• Short task
Revise the stretch of the PhyCritic summary from "2. Self‑referential finetuning" through "(e.g., MME, VQA‑2).", replacing "consistency" with "reliability".

[Paper] PhyCritic: Multimodal Critic Models for Physical AI

Published: 3 days ago (February 11, 2026 at 01:35 PM EST)

5 min read

Source: arXiv

Source: arXiv - 2602.11124v1

Overview

The paper PhyCritic presents a new multimodal “critic” model that can judge and score AI‑generated answers in tasks that require a solid grasp of physics—think robotics, simulation, or any system that must reason about objects, forces, and cause‑effect relationships. By training the critic with a two‑stage reinforcement‑learning‑with‑visual‑rewards (RLVR) pipeline, the authors show that it not only outperforms existing open‑source judges on standard benchmarks but also boosts the performance of downstream policy models that act in physically grounded environments.

Key Contributions

Physical‑AI‑focused critic: First open‑source multimodal judge explicitly optimized for perception, causal reasoning, and planning in physical domains.
Two‑stage RLVR training pipeline:
1. Physical skill warm‑up – pre‑trains the model on physics‑rich perception and reasoning tasks.
2. Self‑referential finetuning – the critic first generates its own answer as an internal reference, then judges candidate responses, improving consistency and reducing hallucinations.
Strong empirical gains: Sets new state‑of‑the‑art scores on both physical‑AI judge benchmarks (e.g., PHY‑Eval, RoboBench) and general multimodal judge suites (e.g., MME, VQA‑2).
Dual‑use as policy model: When repurposed as an action‑selection model, PhyCritic enhances perception and planning in simulated robotics tasks, demonstrating the synergy between judging and acting.
Open‑source release: Model weights, training scripts, and a lightweight inference API are made publicly available, encouraging community adoption and further research.

• Records provided
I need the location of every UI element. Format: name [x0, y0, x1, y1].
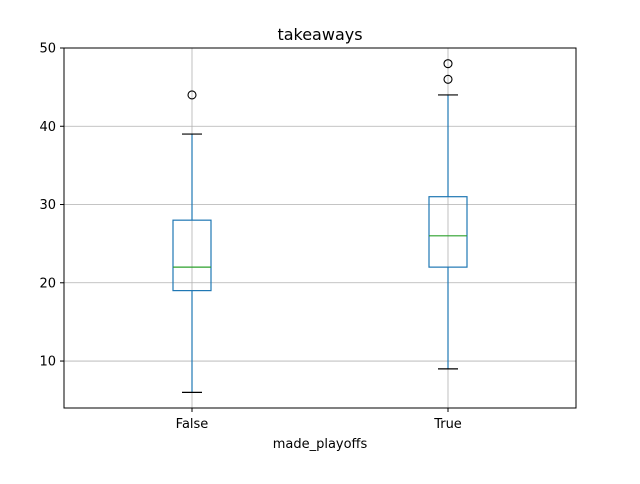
x-axis-label: made_playoffs	[273, 437, 368, 452]
outlier-point	[443, 59, 453, 69]
y-tick-label: 30	[39, 198, 56, 213]
y-tick-label: 50	[39, 42, 56, 57]
y-tick-label: 10	[39, 355, 56, 370]
axis-layer: 10 20 30 40 50 False True	[39, 42, 461, 433]
box-layer	[172, 59, 468, 393]
x-tick-label: True	[433, 417, 462, 432]
iqr-box	[428, 196, 468, 268]
outlier-point	[443, 74, 453, 84]
outlier-point	[187, 90, 197, 100]
chart-title: takeaways	[277, 25, 362, 44]
box-group-true	[428, 59, 468, 370]
y-tick-label: 40	[39, 120, 56, 135]
x-tick-label: False	[176, 417, 209, 432]
iqr-box	[172, 219, 212, 292]
box-group-false	[172, 90, 212, 393]
y-tick-label: 20	[39, 276, 56, 291]
plot-frame	[63, 47, 577, 409]
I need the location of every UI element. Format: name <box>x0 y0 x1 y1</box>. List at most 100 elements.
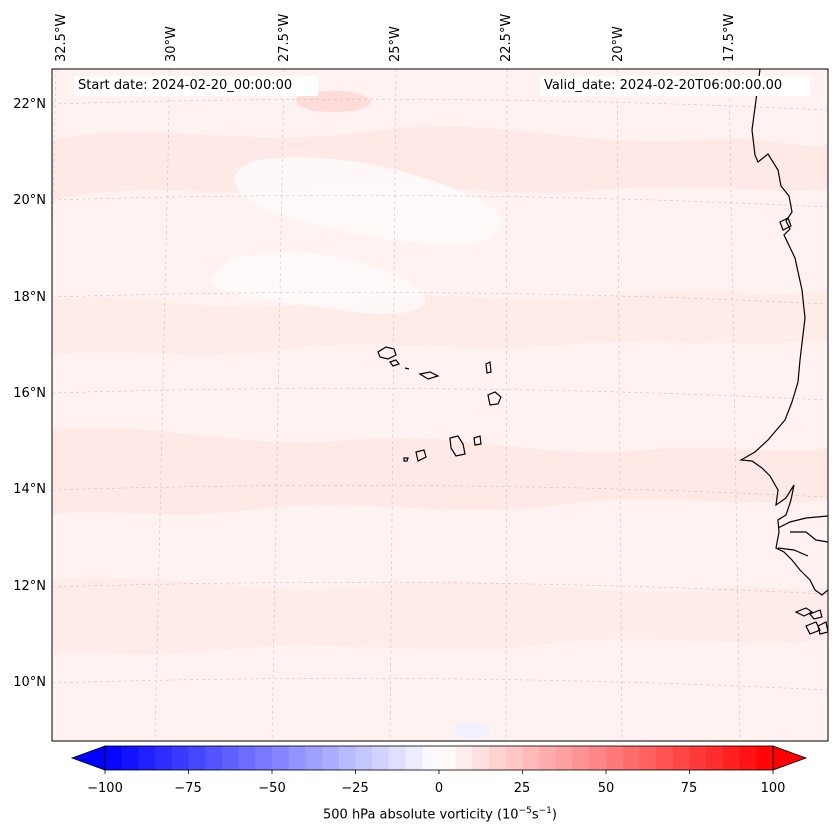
coastline <box>790 531 828 543</box>
island-outline <box>805 621 821 635</box>
colorbar-segment <box>121 746 139 770</box>
colorbar <box>70 745 808 774</box>
colorbar-segment <box>338 746 356 770</box>
colorbar-label-end: ) <box>551 807 557 823</box>
longitude-label: 30°W <box>164 26 179 62</box>
colorbar-segment <box>355 746 373 770</box>
vorticity-patch <box>210 251 426 314</box>
colorbar-segment <box>572 746 590 770</box>
meridian-gridline <box>389 69 397 741</box>
colorbar-segment <box>739 746 757 770</box>
island-outline <box>449 435 466 457</box>
colorbar-low-extend <box>70 745 106 771</box>
colorbar-high-extend <box>772 745 808 771</box>
island-outline <box>415 449 427 462</box>
colorbar-segment <box>539 746 557 770</box>
colorbar-segment <box>606 746 624 770</box>
coastline <box>777 515 828 529</box>
colorbar-segment <box>221 746 240 770</box>
colorbar-label: 500 hPa absolute vorticity (10−5s−1) <box>0 806 837 822</box>
meridian-gridline <box>616 69 623 741</box>
vorticity-field <box>52 69 828 741</box>
meridian-gridline <box>505 69 508 741</box>
colorbar-segment <box>656 746 674 770</box>
colorbar-segment <box>522 746 540 770</box>
colorbar-segment <box>305 746 323 770</box>
colorbar-segment <box>505 746 523 770</box>
colorbar-segment <box>255 746 273 770</box>
colorbar-segment <box>689 746 707 770</box>
colorbar-label-exp1: −5 <box>518 806 532 816</box>
cape-verde-islands <box>377 346 502 462</box>
colorbar-segment <box>205 746 223 770</box>
meridian-gridline <box>154 69 171 741</box>
latitude-label: 12°N <box>13 579 46 594</box>
colorbar-segment <box>388 746 407 770</box>
colorbar-segment <box>105 746 123 770</box>
latitude-label: 14°N <box>13 482 46 497</box>
colorbar-segment <box>622 746 640 770</box>
coastline <box>777 547 809 557</box>
latitude-label: 16°N <box>13 386 46 401</box>
latitude-label: 18°N <box>13 290 46 305</box>
parallel-gridline <box>52 98 828 111</box>
colorbar-segment <box>589 746 607 770</box>
map-frame <box>51 68 829 742</box>
colorbar-tick-label: 0 <box>434 781 444 796</box>
colorbar-segment <box>455 746 473 770</box>
parallel-gridline <box>52 292 828 305</box>
island-outline <box>487 391 502 406</box>
colorbar-segment <box>372 746 390 770</box>
vorticity-patch <box>52 577 828 655</box>
colorbar-segment <box>171 746 189 770</box>
island-outline <box>794 607 814 617</box>
coastline <box>739 69 828 596</box>
longitude-label: 17.5°W <box>722 13 737 62</box>
meridian-gridline <box>271 69 285 741</box>
vorticity-patch <box>295 90 371 112</box>
start-date-text: Start date: 2024-02-20_00:00:00 <box>78 78 293 93</box>
island-outline <box>779 217 792 231</box>
colorbar-segment <box>272 746 290 770</box>
colorbar-segment <box>155 746 173 770</box>
colorbar-segment <box>472 746 490 770</box>
parallel-gridline <box>52 678 828 691</box>
colorbar-tick-label: −25 <box>341 781 369 796</box>
colorbar-segment <box>188 746 206 770</box>
vorticity-patch <box>52 290 828 355</box>
parallel-gridline <box>52 388 828 401</box>
colorbar-segment <box>422 746 440 770</box>
parallel-gridline <box>52 582 828 595</box>
latitude-label: 20°N <box>13 193 46 208</box>
island-outline <box>377 346 397 360</box>
colorbar-label-text: 500 hPa absolute vorticity (10 <box>323 807 519 823</box>
vorticity-patch <box>234 157 501 246</box>
colorbar-tick-label: 50 <box>597 781 615 796</box>
longitude-label: 27.5°W <box>277 13 292 62</box>
colorbar-tick-label: 100 <box>760 781 786 796</box>
colorbar-label-unit: s <box>531 807 539 823</box>
island-outline <box>485 361 492 374</box>
parallel-gridline <box>52 485 828 498</box>
colorbar-segment <box>238 746 256 770</box>
colorbar-tick-label: −100 <box>87 781 123 796</box>
colorbar-segment <box>672 746 690 770</box>
colorbar-segment <box>288 746 306 770</box>
gridlines <box>52 69 828 741</box>
latitude-label: 10°N <box>13 675 46 690</box>
island-outline <box>473 435 482 446</box>
colorbar-tick-label: −50 <box>258 781 286 796</box>
parallel-gridline <box>52 195 828 208</box>
island-outline <box>418 371 440 380</box>
island-outline <box>817 621 828 635</box>
longitude-label: 25°W <box>388 26 403 62</box>
colorbar-segment <box>138 746 156 770</box>
colorbar-segment <box>555 746 574 770</box>
island-outline <box>403 457 409 462</box>
colorbar-tick-label: 75 <box>680 781 698 796</box>
island-outline <box>389 359 400 367</box>
vorticity-patch <box>52 427 828 515</box>
colorbar-segment <box>439 746 457 770</box>
start-date-label: Start date: 2024-02-20_00:00:00 <box>74 76 318 96</box>
colorbar-segment <box>405 746 423 770</box>
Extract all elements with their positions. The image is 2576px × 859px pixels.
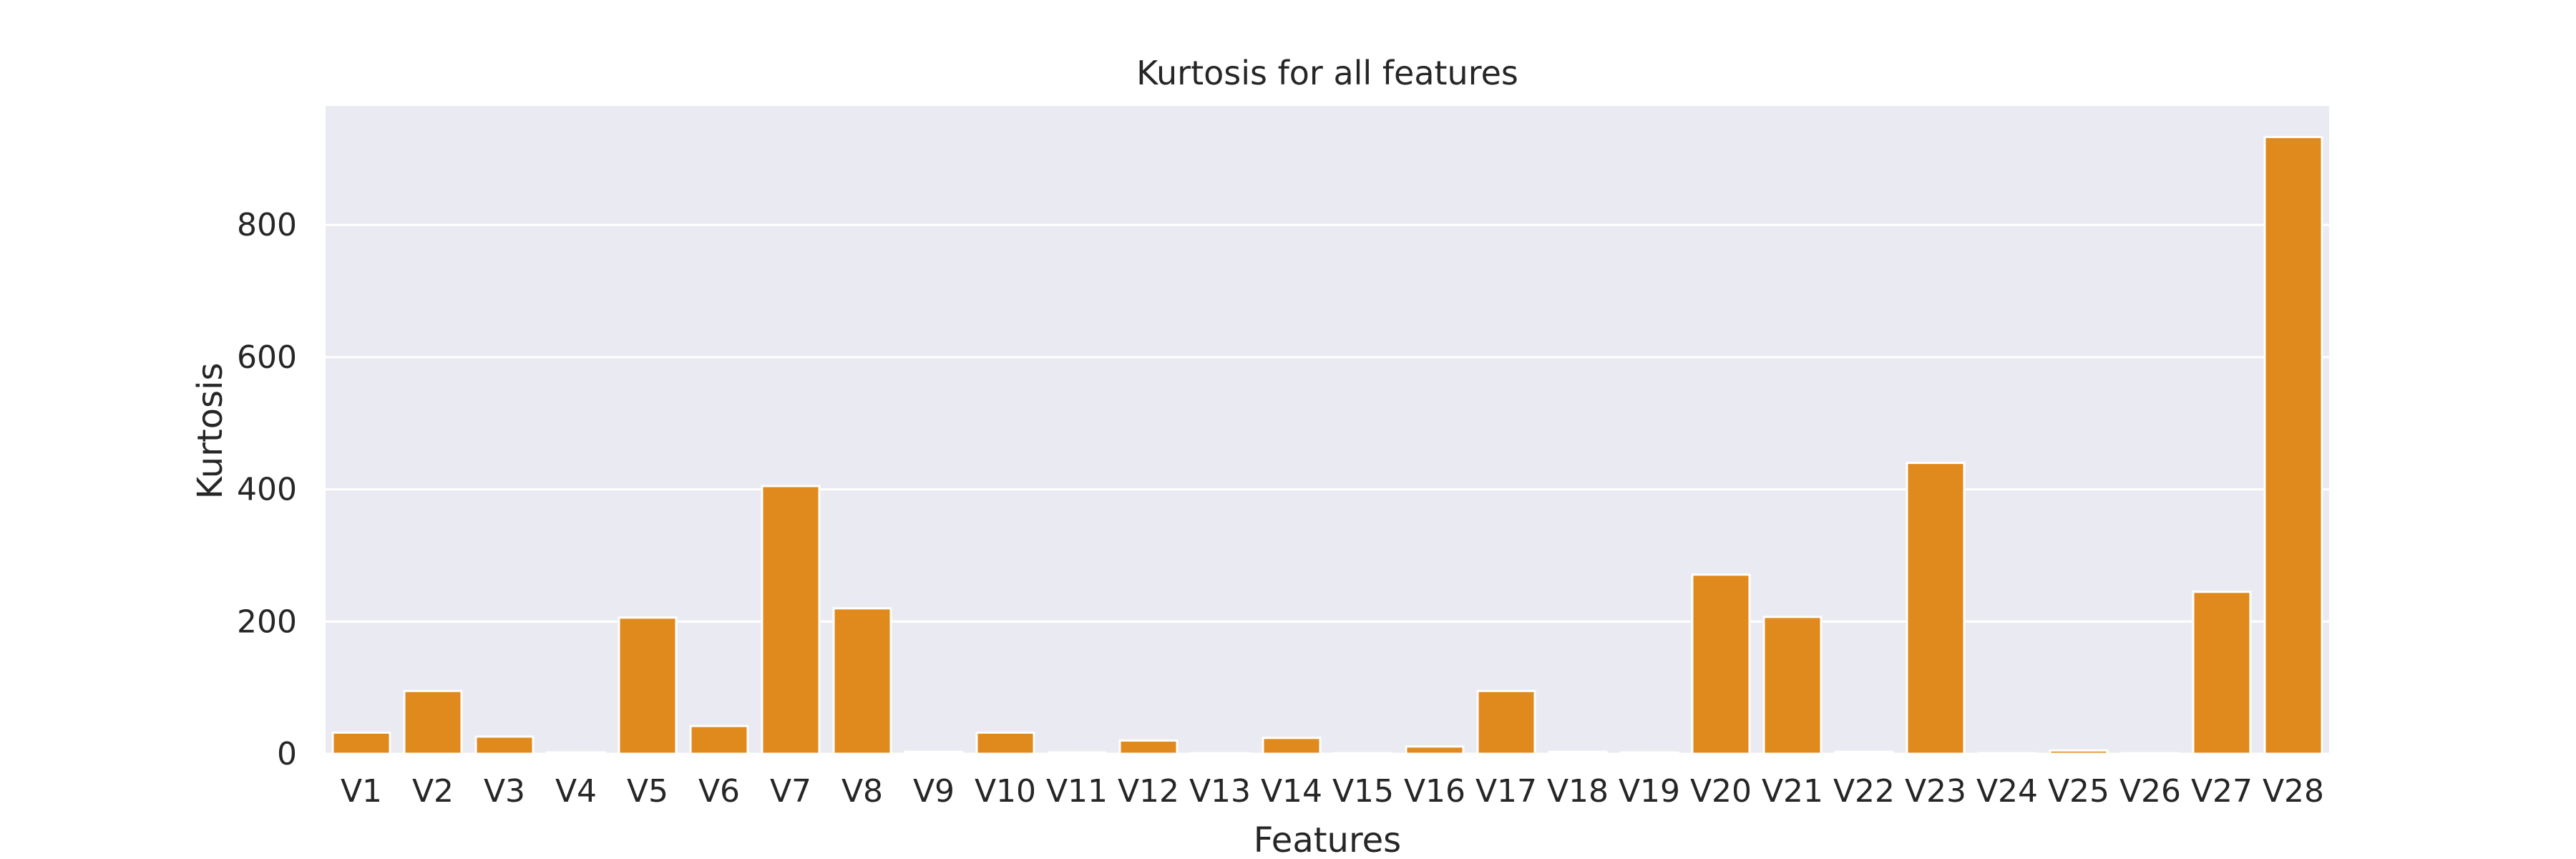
x-tick-labels: V1 V2 V3 V4 V5 V6 V7 V8 V9 V10 V11 V12 V13 V14 V15 V16 V… bbox=[341, 773, 2324, 810]
bar-v20 bbox=[1691, 573, 1751, 755]
x-tick-label: V11 bbox=[1046, 773, 1108, 810]
x-tick-label: V24 bbox=[1976, 773, 2038, 810]
x-tick-label: V16 bbox=[1404, 773, 1465, 810]
x-tick-label: V23 bbox=[1905, 773, 1966, 810]
x-tick-label: V13 bbox=[1189, 773, 1251, 810]
x-tick-label: V26 bbox=[2119, 773, 2181, 810]
bar-v1 bbox=[331, 731, 391, 755]
y-tick-label: 600 bbox=[237, 339, 297, 376]
x-tick-label: V7 bbox=[770, 773, 811, 810]
bar-v23 bbox=[1906, 462, 1966, 755]
bar-v14 bbox=[1262, 737, 1322, 755]
bar-v4 bbox=[546, 751, 606, 755]
bar-v5 bbox=[618, 616, 678, 755]
x-tick-label: V18 bbox=[1547, 773, 1609, 810]
x-tick-label: V1 bbox=[341, 773, 382, 810]
bar-v17 bbox=[1476, 689, 1536, 755]
bar-v2 bbox=[403, 689, 463, 755]
bar-v8 bbox=[832, 607, 892, 755]
x-tick-label: V25 bbox=[2048, 773, 2109, 810]
bar-v27 bbox=[2192, 591, 2252, 755]
y-tick-label: 0 bbox=[277, 736, 297, 772]
y-tick-label: 800 bbox=[237, 207, 297, 243]
bars bbox=[331, 135, 2323, 755]
x-tick-label: V9 bbox=[913, 773, 955, 810]
x-tick-label: V5 bbox=[627, 773, 668, 810]
bar-v15 bbox=[1333, 752, 1393, 755]
bar-v22 bbox=[1834, 750, 1894, 755]
x-tick-label: V12 bbox=[1118, 773, 1179, 810]
x-tick-label: V8 bbox=[841, 773, 883, 810]
y-tick-label: 200 bbox=[237, 603, 297, 640]
x-tick-label: V10 bbox=[975, 773, 1036, 810]
bar-v11 bbox=[1047, 751, 1107, 755]
y-tick-labels: 0 200 400 600 800 bbox=[237, 207, 297, 772]
x-tick-label: V17 bbox=[1475, 773, 1537, 810]
bar-v13 bbox=[1190, 752, 1250, 755]
x-tick-label: V3 bbox=[484, 773, 525, 810]
x-axis-label: Features bbox=[1254, 820, 1401, 859]
bar-v18 bbox=[1548, 750, 1608, 755]
x-tick-label: V15 bbox=[1332, 773, 1394, 810]
chart-title: Kurtosis for all features bbox=[1136, 54, 1518, 92]
bar-v21 bbox=[1762, 616, 1823, 755]
bar-v16 bbox=[1405, 745, 1465, 755]
y-tick-label: 400 bbox=[237, 472, 297, 508]
bar-v10 bbox=[975, 731, 1035, 755]
bar-v24 bbox=[1977, 752, 2037, 755]
x-tick-label: V2 bbox=[412, 773, 454, 810]
x-tick-label: V19 bbox=[1619, 773, 1680, 810]
bar-v19 bbox=[1619, 751, 1679, 755]
x-tick-label: V6 bbox=[698, 773, 740, 810]
bar-v28 bbox=[2263, 135, 2323, 755]
bar-v7 bbox=[761, 485, 821, 755]
bar-v3 bbox=[474, 735, 535, 755]
x-tick-label: V21 bbox=[1762, 773, 1823, 810]
x-tick-label: V20 bbox=[1690, 773, 1752, 810]
x-tick-label: V14 bbox=[1261, 773, 1322, 810]
bar-v9 bbox=[904, 750, 964, 755]
y-axis-label: Kurtosis bbox=[190, 363, 230, 500]
x-tick-label: V22 bbox=[1833, 773, 1895, 810]
x-tick-label: V27 bbox=[2191, 773, 2253, 810]
bar-v12 bbox=[1118, 739, 1179, 755]
bar-v26 bbox=[2120, 752, 2180, 755]
x-tick-label: V28 bbox=[2263, 773, 2324, 810]
bar-v6 bbox=[689, 724, 749, 755]
x-tick-label: V4 bbox=[555, 773, 597, 810]
bar-v25 bbox=[2049, 749, 2109, 755]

• Complete output
2. Self‑referential finetuning – the critic first generates its own answer as an internal reference, then judges candidate responses, improving reliability and reducing hallucinations.
Strong empirical gains: Sets new state‑of‑the‑art scores on both physical‑AI judge benchmarks (e.g., PHY‑Eval, RoboBench) and general multimodal judge suites (e.g., MME, VQA‑2).